• [SOURCE DOCUMENT]:
- - - - -
For SCI studies, animal models are used because of their easy accessibility, convenience, and capability of the researchers to explore them at several levels (simulated to human clinical SCI levels) for motor functional, biochemical, and oxidative stress and genetic, therapeutic, and pathophysiological evaluations [78]. Over the last decade, a variety of animal models have been used for experimental SCI studies, including rats, mice, gerbils, guinea pigs, hamsters, rabbits, dogs, goats, pigs, and nonhuman primates [79]. Among these animals, rodents in general and rats in particular are the most widely and commonly studied SCI models [80]. In the present study also, we have used young adult male Sprague-Dawley rats with all similar specifications of breeding, housing facilities, and experimental handlings, as described in our earlier study [22].
- - - - -
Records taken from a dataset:
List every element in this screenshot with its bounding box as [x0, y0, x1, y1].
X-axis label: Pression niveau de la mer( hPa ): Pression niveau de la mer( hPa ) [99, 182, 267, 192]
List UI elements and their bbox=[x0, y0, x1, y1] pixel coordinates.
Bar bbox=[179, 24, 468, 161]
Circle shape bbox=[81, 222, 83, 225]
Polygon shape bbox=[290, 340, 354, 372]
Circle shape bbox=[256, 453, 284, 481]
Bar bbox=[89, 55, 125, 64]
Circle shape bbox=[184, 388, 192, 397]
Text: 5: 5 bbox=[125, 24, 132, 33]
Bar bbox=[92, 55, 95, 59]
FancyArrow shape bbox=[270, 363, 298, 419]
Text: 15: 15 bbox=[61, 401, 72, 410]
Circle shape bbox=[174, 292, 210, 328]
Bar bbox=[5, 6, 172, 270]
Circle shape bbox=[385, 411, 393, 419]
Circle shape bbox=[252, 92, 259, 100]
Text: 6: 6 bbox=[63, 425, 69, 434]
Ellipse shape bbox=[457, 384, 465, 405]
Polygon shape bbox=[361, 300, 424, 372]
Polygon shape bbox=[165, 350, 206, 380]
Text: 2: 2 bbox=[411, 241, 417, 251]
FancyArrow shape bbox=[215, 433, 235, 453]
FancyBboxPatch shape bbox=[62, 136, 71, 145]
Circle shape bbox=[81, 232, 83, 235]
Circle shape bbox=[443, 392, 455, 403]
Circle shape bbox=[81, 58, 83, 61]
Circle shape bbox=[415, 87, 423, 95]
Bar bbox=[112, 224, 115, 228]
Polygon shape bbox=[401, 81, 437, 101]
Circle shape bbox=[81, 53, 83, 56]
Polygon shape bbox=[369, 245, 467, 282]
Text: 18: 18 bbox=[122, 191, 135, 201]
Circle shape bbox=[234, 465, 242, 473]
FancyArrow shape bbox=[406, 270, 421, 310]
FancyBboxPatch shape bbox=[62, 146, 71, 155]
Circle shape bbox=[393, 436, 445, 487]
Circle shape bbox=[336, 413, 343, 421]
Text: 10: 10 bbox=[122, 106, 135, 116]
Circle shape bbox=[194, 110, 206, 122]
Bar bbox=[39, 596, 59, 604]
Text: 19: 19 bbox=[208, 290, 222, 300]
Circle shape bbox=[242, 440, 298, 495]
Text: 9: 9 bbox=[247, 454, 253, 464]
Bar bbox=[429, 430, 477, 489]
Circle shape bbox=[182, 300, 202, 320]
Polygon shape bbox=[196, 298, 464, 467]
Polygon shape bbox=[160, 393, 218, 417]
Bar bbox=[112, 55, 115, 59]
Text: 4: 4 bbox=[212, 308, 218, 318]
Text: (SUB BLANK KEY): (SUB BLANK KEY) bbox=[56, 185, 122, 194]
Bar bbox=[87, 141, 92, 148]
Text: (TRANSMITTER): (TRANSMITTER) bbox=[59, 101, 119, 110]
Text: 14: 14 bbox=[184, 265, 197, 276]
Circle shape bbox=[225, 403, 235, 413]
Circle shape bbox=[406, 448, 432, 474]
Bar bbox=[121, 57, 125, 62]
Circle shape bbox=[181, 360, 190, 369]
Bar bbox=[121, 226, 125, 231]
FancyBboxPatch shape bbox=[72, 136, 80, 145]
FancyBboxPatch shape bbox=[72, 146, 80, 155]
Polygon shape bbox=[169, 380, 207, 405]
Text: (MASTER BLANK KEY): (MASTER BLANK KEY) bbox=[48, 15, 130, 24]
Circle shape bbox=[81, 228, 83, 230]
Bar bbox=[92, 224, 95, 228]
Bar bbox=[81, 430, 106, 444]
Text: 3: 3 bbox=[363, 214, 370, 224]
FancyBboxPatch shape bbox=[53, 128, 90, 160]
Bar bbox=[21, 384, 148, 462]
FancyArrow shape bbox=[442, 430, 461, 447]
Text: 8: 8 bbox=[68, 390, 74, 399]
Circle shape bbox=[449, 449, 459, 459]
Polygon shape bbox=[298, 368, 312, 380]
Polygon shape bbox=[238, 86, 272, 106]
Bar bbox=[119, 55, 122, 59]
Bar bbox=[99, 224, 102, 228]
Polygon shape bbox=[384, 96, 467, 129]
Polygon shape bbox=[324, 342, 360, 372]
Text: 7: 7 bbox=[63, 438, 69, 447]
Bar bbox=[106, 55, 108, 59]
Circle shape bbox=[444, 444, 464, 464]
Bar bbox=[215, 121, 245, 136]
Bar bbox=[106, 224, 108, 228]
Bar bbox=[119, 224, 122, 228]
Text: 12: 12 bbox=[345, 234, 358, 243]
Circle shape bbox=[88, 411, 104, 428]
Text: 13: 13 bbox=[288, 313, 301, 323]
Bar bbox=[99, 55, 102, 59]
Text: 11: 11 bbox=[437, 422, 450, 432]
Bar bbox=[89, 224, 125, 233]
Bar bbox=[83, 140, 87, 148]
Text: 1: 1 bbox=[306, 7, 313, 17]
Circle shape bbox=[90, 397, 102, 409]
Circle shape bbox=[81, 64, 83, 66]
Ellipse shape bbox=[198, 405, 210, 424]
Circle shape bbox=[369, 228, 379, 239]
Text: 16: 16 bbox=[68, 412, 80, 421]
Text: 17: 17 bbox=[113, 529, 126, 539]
- - - - -
• [QUESTIONS TO ANSWER]:
1/ Answer these questions from the passage on animal models for SCI studies:
(a) Which animals are named as the most widely and commonly studied SCI models?
(b) What rats were used in the present study?
(c) Over what period of time has the listed variety of animal models been used for experimental SCI studies?
2/ Pick up the passage on animal models for SCI studies after its last sentence and continue it.
This material has no role in the work here.

• [ANSWERS FOR THE EXERCISE]:
1/
(a) Rodents in general, and rats in particular.
(b) Young adult male Sprague-Dawley rats.
(c) The last decade.

2/
To establish an ideal SCI animal model for research purposes, various models have been tried and reported till to date in quest of searching methodology to obtain maximum recovery from SCI. These experimental animal models include spinal cord traumatic injury model [81], photochemical-induced SCI model [82], spinal cord transection model [83], bidirectional distraction SCI model [84], and the spinal cord ischemia-reperfusion injury model [85]. For traumatic injury model, the contusive SCI model is used by inducing contusion on the dorsal spinal cord by dropping a desired weight either from a computer-controlled impact device [86] or from a customized impact device [87]. Another traumatic injury model known as compressive SCI model is also very commonly used where instead of dropping the weight, it is placed on the exposed spinal cord segment in the dorsoventral direction to induce a compressive SCI [88, 89]. However, since SCI caused by impact and compression is more common in clinical patients [79], in the present study also, we have used the compressed SCI model induced in the rats as described in our earlier study [22]. Briefly, the SCI was induced in the rats following the modified method of Nystrom and Berglund [89]. Laminectomy was performed at the T 7–8 level, and spinal cord compression injury was produced by placing a load with a total weight of 35 g, for 5 min over the exposed extradural area.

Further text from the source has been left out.